## Given request:
Within the records that follow, find every line containing the string "your". Copy those lines.
------ Entries provided
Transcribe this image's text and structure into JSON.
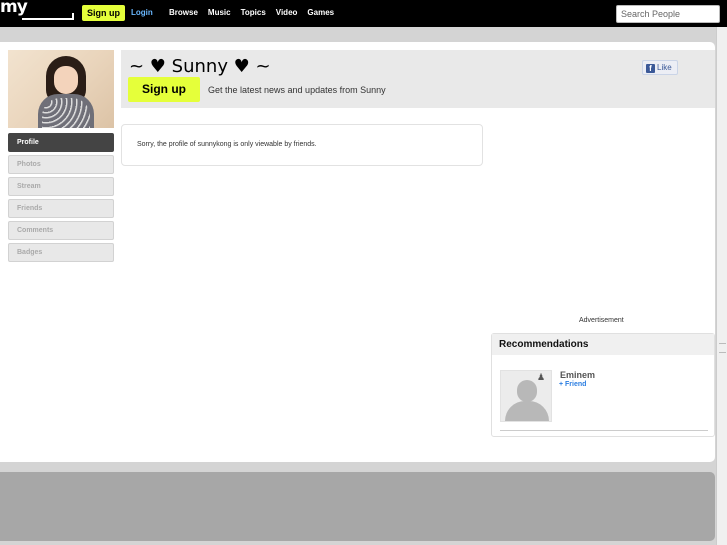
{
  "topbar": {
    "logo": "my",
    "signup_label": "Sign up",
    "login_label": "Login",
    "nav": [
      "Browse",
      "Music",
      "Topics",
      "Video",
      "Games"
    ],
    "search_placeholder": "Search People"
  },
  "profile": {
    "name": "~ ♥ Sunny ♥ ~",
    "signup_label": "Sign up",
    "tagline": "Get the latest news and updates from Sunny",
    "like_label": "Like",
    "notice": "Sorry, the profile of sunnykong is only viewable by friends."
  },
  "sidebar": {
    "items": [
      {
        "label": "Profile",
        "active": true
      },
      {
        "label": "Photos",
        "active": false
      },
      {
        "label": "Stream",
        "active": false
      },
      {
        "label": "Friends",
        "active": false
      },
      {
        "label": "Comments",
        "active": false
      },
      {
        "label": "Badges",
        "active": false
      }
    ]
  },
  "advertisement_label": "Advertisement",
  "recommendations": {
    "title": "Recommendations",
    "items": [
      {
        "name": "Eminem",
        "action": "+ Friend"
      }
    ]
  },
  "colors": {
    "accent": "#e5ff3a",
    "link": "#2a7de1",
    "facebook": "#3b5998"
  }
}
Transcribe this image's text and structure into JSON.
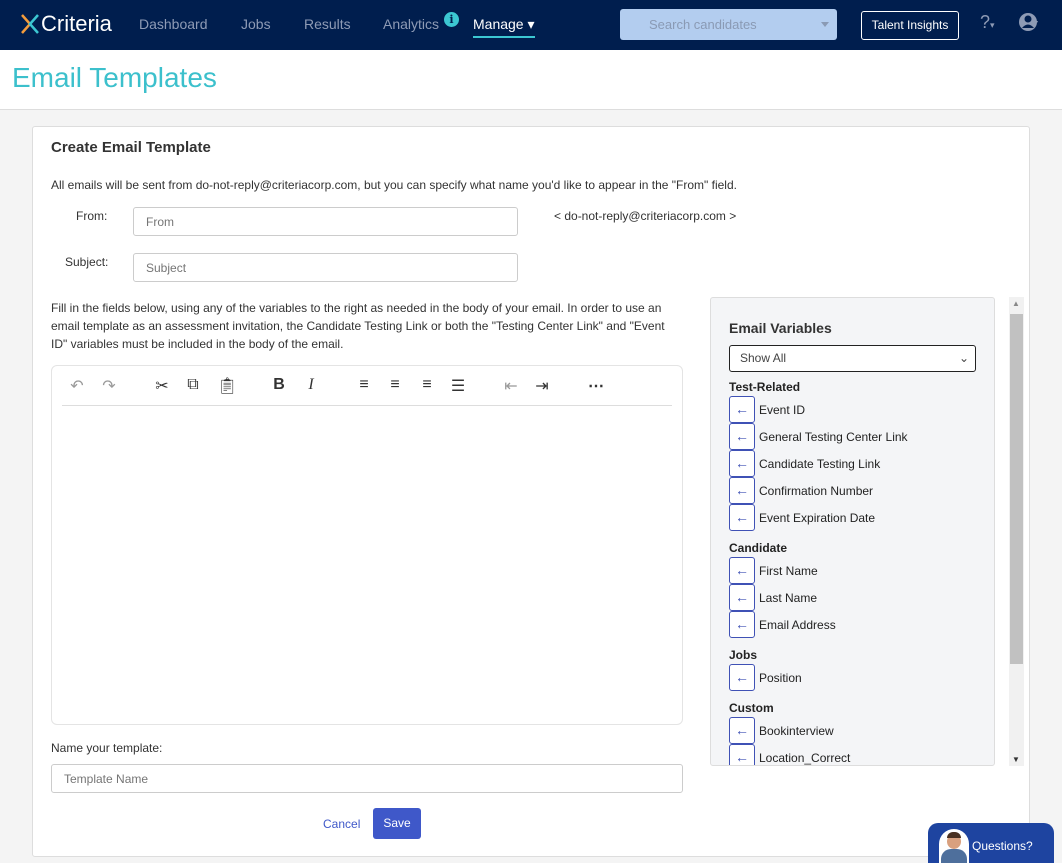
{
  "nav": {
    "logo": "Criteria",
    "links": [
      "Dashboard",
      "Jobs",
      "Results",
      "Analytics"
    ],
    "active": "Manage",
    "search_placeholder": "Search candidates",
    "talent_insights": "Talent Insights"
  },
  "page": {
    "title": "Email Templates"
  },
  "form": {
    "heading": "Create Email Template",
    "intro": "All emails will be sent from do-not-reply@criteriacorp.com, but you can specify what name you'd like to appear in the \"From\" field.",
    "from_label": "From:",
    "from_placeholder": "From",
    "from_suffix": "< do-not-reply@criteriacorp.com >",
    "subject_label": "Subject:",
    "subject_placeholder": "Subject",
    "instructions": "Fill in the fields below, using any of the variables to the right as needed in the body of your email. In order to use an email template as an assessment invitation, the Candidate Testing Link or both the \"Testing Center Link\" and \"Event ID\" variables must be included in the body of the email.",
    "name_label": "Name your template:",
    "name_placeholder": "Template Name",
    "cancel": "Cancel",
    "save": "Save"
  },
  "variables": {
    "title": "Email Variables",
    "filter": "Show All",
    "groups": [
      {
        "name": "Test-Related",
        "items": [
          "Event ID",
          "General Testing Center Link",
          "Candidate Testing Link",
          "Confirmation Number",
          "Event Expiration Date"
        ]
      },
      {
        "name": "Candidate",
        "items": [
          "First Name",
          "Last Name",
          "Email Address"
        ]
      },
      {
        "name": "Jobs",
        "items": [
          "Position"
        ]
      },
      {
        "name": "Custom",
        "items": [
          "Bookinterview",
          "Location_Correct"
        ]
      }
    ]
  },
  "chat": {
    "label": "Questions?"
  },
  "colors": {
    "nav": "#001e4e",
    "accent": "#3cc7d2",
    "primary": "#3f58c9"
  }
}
------------
------ Entries provided
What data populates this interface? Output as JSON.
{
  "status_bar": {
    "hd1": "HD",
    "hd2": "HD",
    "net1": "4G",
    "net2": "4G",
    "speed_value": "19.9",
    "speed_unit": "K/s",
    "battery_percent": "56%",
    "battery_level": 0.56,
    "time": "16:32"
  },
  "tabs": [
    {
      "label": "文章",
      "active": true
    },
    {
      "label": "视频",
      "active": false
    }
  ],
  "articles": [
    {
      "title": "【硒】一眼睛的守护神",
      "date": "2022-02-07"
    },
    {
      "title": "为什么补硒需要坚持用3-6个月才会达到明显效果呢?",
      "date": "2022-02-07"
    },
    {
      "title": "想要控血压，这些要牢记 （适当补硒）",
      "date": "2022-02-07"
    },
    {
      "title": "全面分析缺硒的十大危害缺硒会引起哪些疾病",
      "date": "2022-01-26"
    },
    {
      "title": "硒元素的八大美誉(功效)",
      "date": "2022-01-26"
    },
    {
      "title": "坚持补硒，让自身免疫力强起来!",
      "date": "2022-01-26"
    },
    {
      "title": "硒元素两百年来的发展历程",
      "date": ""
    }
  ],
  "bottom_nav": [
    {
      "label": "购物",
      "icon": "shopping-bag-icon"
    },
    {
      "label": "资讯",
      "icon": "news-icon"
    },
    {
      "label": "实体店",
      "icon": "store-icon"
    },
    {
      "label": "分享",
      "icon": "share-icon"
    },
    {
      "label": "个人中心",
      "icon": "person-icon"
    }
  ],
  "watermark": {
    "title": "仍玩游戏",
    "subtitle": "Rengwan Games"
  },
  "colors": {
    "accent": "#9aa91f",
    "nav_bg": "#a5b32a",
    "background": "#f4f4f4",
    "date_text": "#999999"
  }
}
------------
------ Entries provided
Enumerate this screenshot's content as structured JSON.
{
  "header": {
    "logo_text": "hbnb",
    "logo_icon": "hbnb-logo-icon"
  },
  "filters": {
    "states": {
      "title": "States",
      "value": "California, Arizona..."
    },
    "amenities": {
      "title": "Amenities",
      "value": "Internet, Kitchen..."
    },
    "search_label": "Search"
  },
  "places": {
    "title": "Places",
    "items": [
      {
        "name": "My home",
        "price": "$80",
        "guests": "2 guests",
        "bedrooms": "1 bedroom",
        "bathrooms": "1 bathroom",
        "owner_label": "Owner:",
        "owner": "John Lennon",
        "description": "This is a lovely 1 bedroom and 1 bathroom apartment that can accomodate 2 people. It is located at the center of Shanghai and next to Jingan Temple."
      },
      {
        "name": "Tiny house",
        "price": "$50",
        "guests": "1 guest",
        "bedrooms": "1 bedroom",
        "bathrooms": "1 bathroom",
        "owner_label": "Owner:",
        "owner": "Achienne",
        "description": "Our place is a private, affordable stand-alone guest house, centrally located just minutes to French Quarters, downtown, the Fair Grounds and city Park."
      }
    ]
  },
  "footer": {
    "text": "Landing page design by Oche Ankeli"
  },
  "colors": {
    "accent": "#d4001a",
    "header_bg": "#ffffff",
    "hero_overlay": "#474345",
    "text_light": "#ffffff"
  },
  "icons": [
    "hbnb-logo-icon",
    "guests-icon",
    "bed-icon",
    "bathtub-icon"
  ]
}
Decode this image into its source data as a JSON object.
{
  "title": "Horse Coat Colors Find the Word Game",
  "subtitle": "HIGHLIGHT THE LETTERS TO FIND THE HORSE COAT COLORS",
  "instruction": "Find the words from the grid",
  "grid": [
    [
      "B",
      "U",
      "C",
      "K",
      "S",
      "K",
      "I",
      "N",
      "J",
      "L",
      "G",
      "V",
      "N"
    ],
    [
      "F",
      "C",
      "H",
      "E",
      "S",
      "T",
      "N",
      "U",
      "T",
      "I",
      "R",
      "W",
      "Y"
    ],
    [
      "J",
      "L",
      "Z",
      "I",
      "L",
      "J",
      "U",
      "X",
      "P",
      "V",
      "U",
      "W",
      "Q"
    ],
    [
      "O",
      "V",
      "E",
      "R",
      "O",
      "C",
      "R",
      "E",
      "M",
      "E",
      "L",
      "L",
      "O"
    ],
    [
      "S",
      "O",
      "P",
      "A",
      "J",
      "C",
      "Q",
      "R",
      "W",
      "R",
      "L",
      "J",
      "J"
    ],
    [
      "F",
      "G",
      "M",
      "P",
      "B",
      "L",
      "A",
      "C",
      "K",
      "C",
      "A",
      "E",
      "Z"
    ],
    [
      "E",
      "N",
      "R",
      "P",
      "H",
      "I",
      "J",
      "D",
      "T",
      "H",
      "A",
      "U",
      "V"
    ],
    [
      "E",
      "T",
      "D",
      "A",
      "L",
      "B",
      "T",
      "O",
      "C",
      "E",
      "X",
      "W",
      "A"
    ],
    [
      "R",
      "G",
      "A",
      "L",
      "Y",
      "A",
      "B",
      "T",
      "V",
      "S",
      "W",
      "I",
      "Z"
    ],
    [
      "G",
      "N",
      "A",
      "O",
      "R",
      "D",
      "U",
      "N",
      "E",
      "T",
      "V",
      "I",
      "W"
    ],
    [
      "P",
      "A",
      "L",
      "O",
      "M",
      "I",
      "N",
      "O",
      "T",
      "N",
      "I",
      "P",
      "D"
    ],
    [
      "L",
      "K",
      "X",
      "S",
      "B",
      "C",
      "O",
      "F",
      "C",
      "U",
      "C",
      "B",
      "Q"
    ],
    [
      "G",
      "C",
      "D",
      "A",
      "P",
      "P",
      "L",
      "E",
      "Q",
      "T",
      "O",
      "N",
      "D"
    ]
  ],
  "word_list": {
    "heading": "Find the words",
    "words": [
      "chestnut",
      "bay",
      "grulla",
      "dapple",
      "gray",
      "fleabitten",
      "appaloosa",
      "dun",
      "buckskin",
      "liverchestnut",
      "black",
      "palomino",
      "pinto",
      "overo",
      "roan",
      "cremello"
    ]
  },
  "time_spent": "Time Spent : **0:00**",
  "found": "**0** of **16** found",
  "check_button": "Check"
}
------------
## Complete response:
    "instructions": "Fill in the fields below, using any of the variables to the right as needed in the body of your email. In order to use an email template as an assessment invitation, the Candidate Testing Link or both the \"Testing Center Link\" and \"Event ID\" variables must be included in the body of the email.",
    "name_label": "Name your template:",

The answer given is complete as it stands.